» Data provided:
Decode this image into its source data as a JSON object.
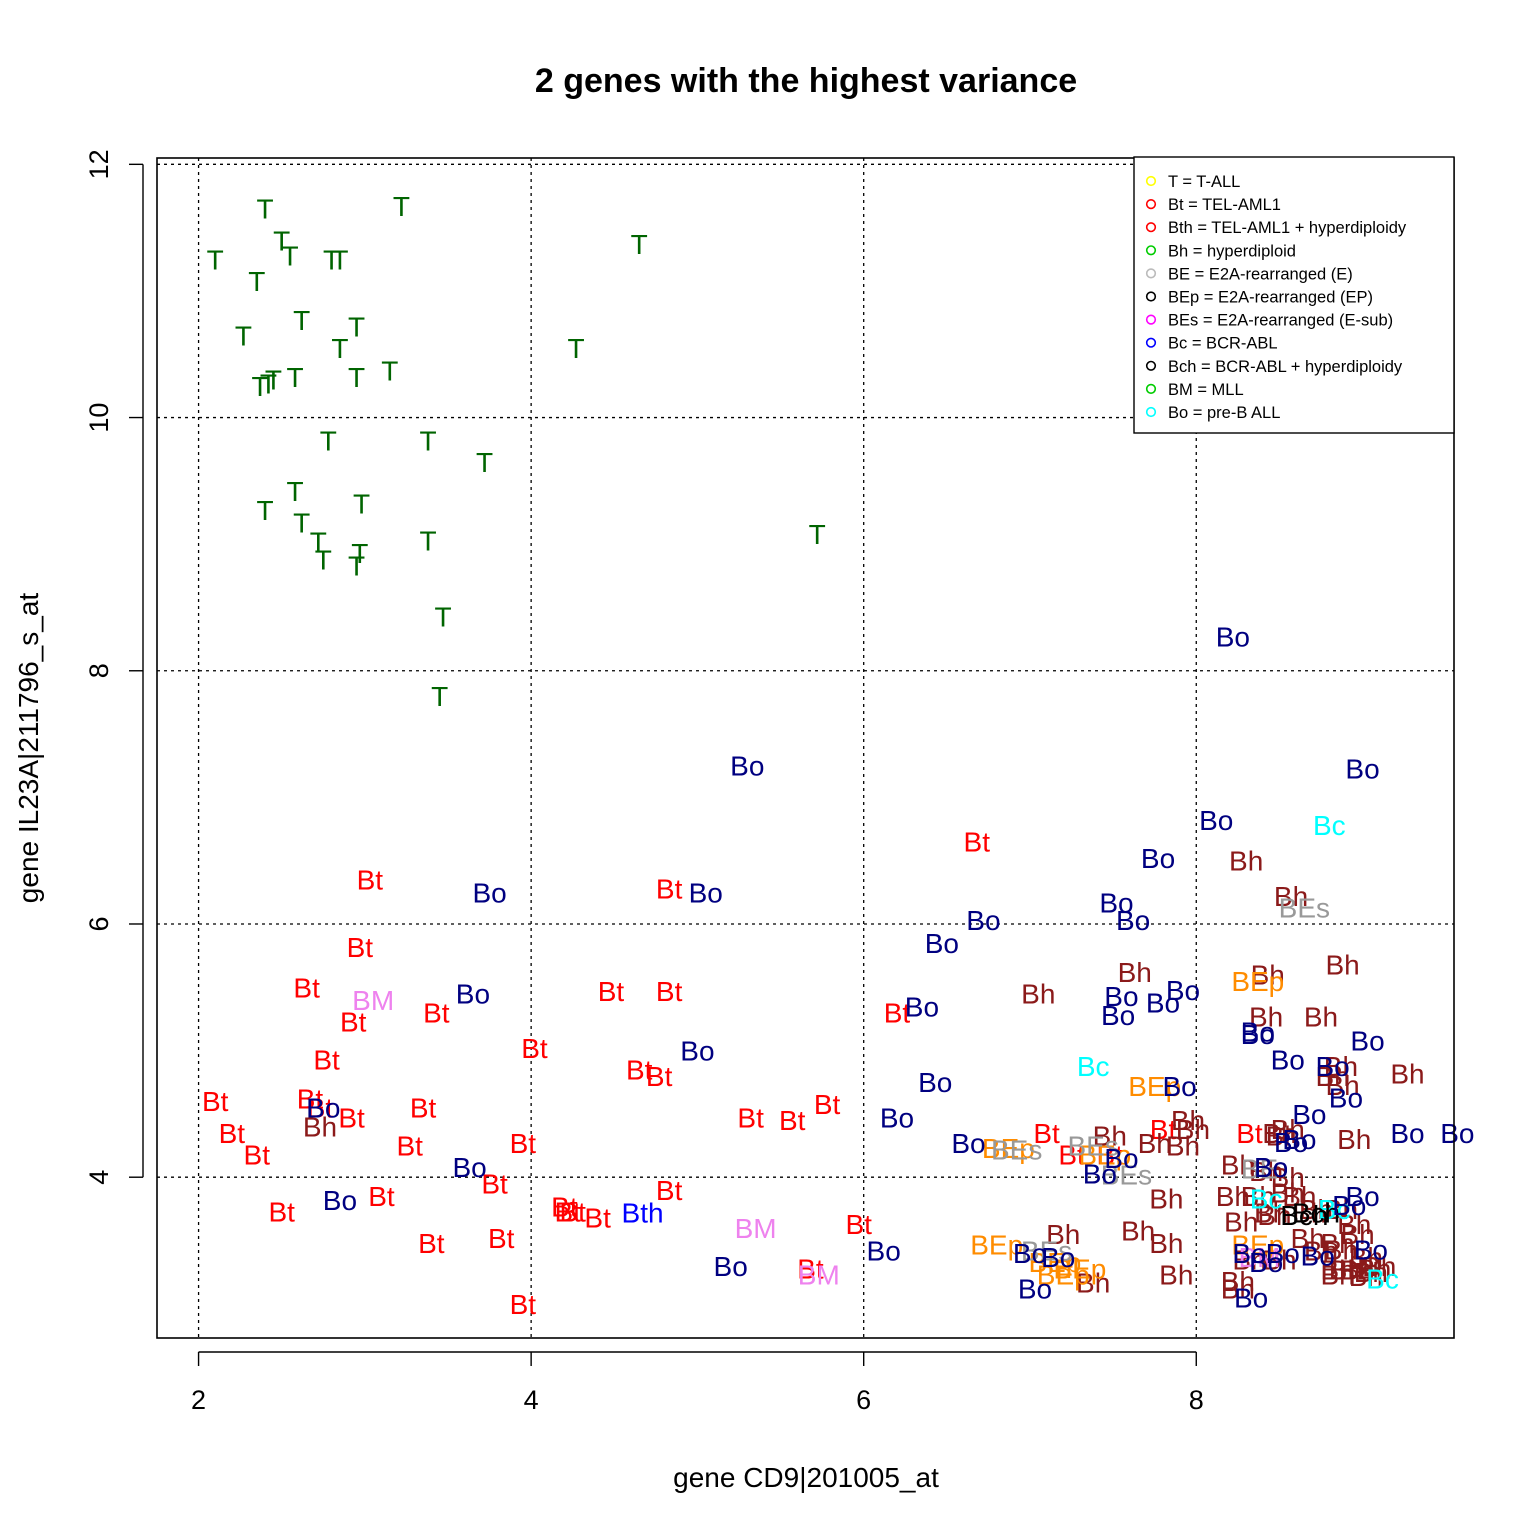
{
  "chart_data": {
    "type": "scatter",
    "title": "2 genes with the highest variance",
    "xlabel": "gene CD9|201005_at",
    "ylabel": "gene IL23A|211796_s_at",
    "xlim": [
      1.75,
      9.55
    ],
    "ylim": [
      2.73,
      12.05
    ],
    "xticks": [
      2,
      4,
      6,
      8
    ],
    "yticks": [
      4,
      6,
      8,
      10,
      12
    ],
    "grid": true,
    "legend_position": "top-right",
    "colors": {
      "T": "#006400",
      "Bt": "#ff0000",
      "Bth": "#0000ff",
      "Bh": "#8b1a1a",
      "BE": "#999999",
      "BEp": "#ff8c00",
      "BEs": "#999999",
      "Bc": "#00ffff",
      "Bch": "#000000",
      "BM": "#ee82ee",
      "Bo": "#000080"
    },
    "legend": [
      {
        "symbol": "T",
        "text": "T = T-ALL",
        "color": "#ffff00"
      },
      {
        "symbol": "Bt",
        "text": "Bt = TEL-AML1",
        "color": "#ff0000"
      },
      {
        "symbol": "Bth",
        "text": "Bth = TEL-AML1 + hyperdiploidy",
        "color": "#ff0000"
      },
      {
        "symbol": "Bh",
        "text": "Bh = hyperdiploid",
        "color": "#00cc00"
      },
      {
        "symbol": "BE",
        "text": "BE = E2A-rearranged (E)",
        "color": "#bbbbbb"
      },
      {
        "symbol": "BEp",
        "text": "BEp = E2A-rearranged (EP)",
        "color": "#000000"
      },
      {
        "symbol": "BEs",
        "text": "BEs = E2A-rearranged (E-sub)",
        "color": "#ff00ff"
      },
      {
        "symbol": "Bc",
        "text": "Bc = BCR-ABL",
        "color": "#0000ff"
      },
      {
        "symbol": "Bch",
        "text": "Bch = BCR-ABL + hyperdiploidy",
        "color": "#000000"
      },
      {
        "symbol": "BM",
        "text": "BM = MLL",
        "color": "#00cc00"
      },
      {
        "symbol": "Bo",
        "text": "Bo = pre-B ALL",
        "color": "#00ffff"
      }
    ],
    "series": [
      {
        "label": "T",
        "x": [
          2.1,
          2.4,
          2.5,
          2.55,
          2.8,
          2.85,
          3.22,
          4.65,
          2.35,
          2.27,
          2.62,
          2.85,
          2.95,
          2.45,
          2.58,
          2.95,
          3.15,
          2.37,
          2.42,
          4.27,
          2.78,
          3.38,
          3.72,
          2.58,
          2.4,
          2.62,
          2.98,
          2.72,
          2.97,
          3.38,
          2.75,
          2.95,
          5.72,
          3.47,
          3.45
        ],
        "y": [
          11.25,
          11.65,
          11.4,
          11.28,
          11.25,
          11.25,
          11.67,
          11.37,
          11.08,
          10.65,
          10.77,
          10.55,
          10.72,
          10.3,
          10.32,
          10.32,
          10.37,
          10.25,
          10.27,
          10.55,
          9.82,
          9.82,
          9.65,
          9.42,
          9.27,
          9.17,
          9.32,
          9.02,
          8.93,
          9.03,
          8.88,
          8.83,
          9.08,
          8.43,
          7.8
        ]
      },
      {
        "label": "Bt",
        "x": [
          3.03,
          2.97,
          2.65,
          2.93,
          3.43,
          2.77,
          2.1,
          2.67,
          2.73,
          2.92,
          2.2,
          2.35,
          2.5,
          3.1,
          3.35,
          3.27,
          3.4,
          3.78,
          4.02,
          4.48,
          4.83,
          4.65,
          4.77,
          4.83,
          3.95,
          4.25,
          4.4,
          4.83,
          3.82,
          4.2,
          4.22,
          3.95,
          5.32,
          5.57,
          5.78,
          5.68,
          5.97,
          6.68,
          6.2,
          7.1,
          7.25,
          7.8,
          8.32,
          7.48
        ],
        "y": [
          6.35,
          5.82,
          5.5,
          5.23,
          5.3,
          4.93,
          4.6,
          4.62,
          4.55,
          4.47,
          4.35,
          4.18,
          3.73,
          3.85,
          4.55,
          4.25,
          3.48,
          3.95,
          5.02,
          5.47,
          6.28,
          4.85,
          4.8,
          5.47,
          4.27,
          3.73,
          3.68,
          3.9,
          3.52,
          3.77,
          3.73,
          3.0,
          4.47,
          4.45,
          4.58,
          3.28,
          3.63,
          6.65,
          5.3,
          4.35,
          4.18,
          4.38,
          4.35,
          4.18
        ]
      },
      {
        "label": "Bth",
        "x": [
          4.67
        ],
        "y": [
          3.72
        ]
      },
      {
        "label": "Bh",
        "x": [
          2.73,
          7.05,
          7.63,
          7.48,
          7.75,
          7.92,
          7.95,
          8.3,
          8.43,
          8.42,
          8.5,
          8.75,
          8.88,
          8.57,
          8.82,
          8.88,
          8.87,
          9.27,
          8.95,
          8.55,
          8.42,
          8.37,
          8.62,
          8.52,
          7.98,
          8.25,
          8.47,
          8.55,
          8.68,
          8.72,
          8.87,
          8.85,
          7.82,
          8.22,
          8.32,
          8.45,
          8.85,
          9.02,
          9.05,
          8.9,
          8.67,
          8.75,
          8.85,
          8.27,
          7.82,
          7.88,
          8.25,
          8.25,
          8.55,
          8.97,
          8.87,
          8.95,
          9.1,
          9.07,
          8.97,
          9.02,
          8.5,
          7.65,
          7.2,
          7.38
        ],
        "y": [
          4.4,
          5.45,
          5.62,
          4.33,
          4.27,
          4.25,
          4.45,
          6.5,
          5.6,
          5.27,
          4.35,
          5.27,
          5.68,
          6.22,
          4.8,
          4.73,
          4.88,
          4.82,
          4.3,
          4.0,
          4.05,
          3.85,
          3.85,
          4.33,
          4.38,
          4.1,
          3.7,
          3.88,
          3.72,
          3.75,
          3.43,
          3.48,
          3.83,
          3.85,
          3.35,
          3.72,
          3.27,
          3.37,
          3.25,
          3.27,
          3.52,
          3.42,
          3.23,
          3.65,
          3.48,
          3.23,
          3.12,
          3.18,
          4.38,
          3.55,
          3.75,
          3.63,
          3.3,
          3.28,
          3.27,
          3.22,
          3.35,
          3.58,
          3.55,
          3.17
        ]
      },
      {
        "label": "BEp",
        "x": [
          8.37,
          6.87,
          7.75,
          7.45,
          8.37,
          6.8,
          7.15,
          7.3,
          7.2
        ],
        "y": [
          5.55,
          4.23,
          4.72,
          4.18,
          3.47,
          3.47,
          3.33,
          3.28,
          3.23
        ]
      },
      {
        "label": "BEs",
        "x": [
          8.65,
          6.92,
          7.38,
          7.58,
          7.1
        ],
        "y": [
          6.13,
          4.22,
          4.25,
          4.02,
          3.42
        ]
      },
      {
        "label": "BE",
        "x": [
          8.38
        ],
        "y": [
          4.07
        ]
      },
      {
        "label": "Bc",
        "x": [
          8.8,
          7.38,
          8.83,
          8.42,
          9.12
        ],
        "y": [
          6.78,
          4.88,
          3.75,
          3.83,
          3.2
        ]
      },
      {
        "label": "Bch",
        "x": [
          8.65,
          8.72
        ],
        "y": [
          3.7,
          3.72
        ]
      },
      {
        "label": "BM",
        "x": [
          3.05,
          5.35,
          5.73,
          8.38
        ],
        "y": [
          5.4,
          3.6,
          3.23,
          3.37
        ]
      },
      {
        "label": "Bo",
        "x": [
          8.22,
          5.3,
          9.0,
          8.12,
          7.77,
          7.52,
          7.62,
          6.72,
          6.47,
          3.75,
          5.05,
          3.65,
          6.35,
          7.55,
          7.53,
          7.92,
          7.8,
          8.37,
          8.37,
          8.55,
          8.82,
          9.03,
          8.9,
          9.27,
          8.68,
          8.57,
          9.57,
          6.63,
          6.2,
          5.0,
          6.43,
          8.62,
          7.42,
          7.55,
          7.9,
          8.45,
          8.45,
          3.63,
          2.75,
          2.85,
          7.0,
          8.32,
          9.05,
          9.0,
          5.2,
          6.12,
          7.17,
          8.52,
          8.73,
          8.92,
          7.03,
          8.42,
          8.33
        ],
        "y": [
          8.27,
          7.25,
          7.23,
          6.82,
          6.52,
          6.17,
          6.03,
          6.03,
          5.85,
          6.25,
          6.25,
          5.45,
          5.35,
          5.43,
          5.28,
          5.48,
          5.38,
          5.15,
          5.13,
          4.93,
          4.88,
          5.08,
          4.63,
          4.35,
          4.5,
          4.28,
          4.35,
          4.27,
          4.47,
          5.0,
          4.75,
          4.3,
          4.03,
          4.15,
          4.72,
          4.08,
          4.08,
          4.08,
          4.55,
          3.82,
          3.4,
          3.4,
          3.43,
          3.85,
          3.3,
          3.42,
          3.37,
          3.4,
          3.38,
          3.78,
          3.12,
          3.33,
          3.05
        ]
      }
    ]
  }
}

» Required action: Every line of the listing above that includes "symbol" should be copied out.

» Result below:
        "symbol": "T",
        "symbol": "Bt",
        "symbol": "Bth",
        "symbol": "Bh",
        "symbol": "BE",
        "symbol": "BEp",
        "symbol": "BEs",
        "symbol": "Bc",
        "symbol": "Bch",
        "symbol": "BM",
        "symbol": "Bo",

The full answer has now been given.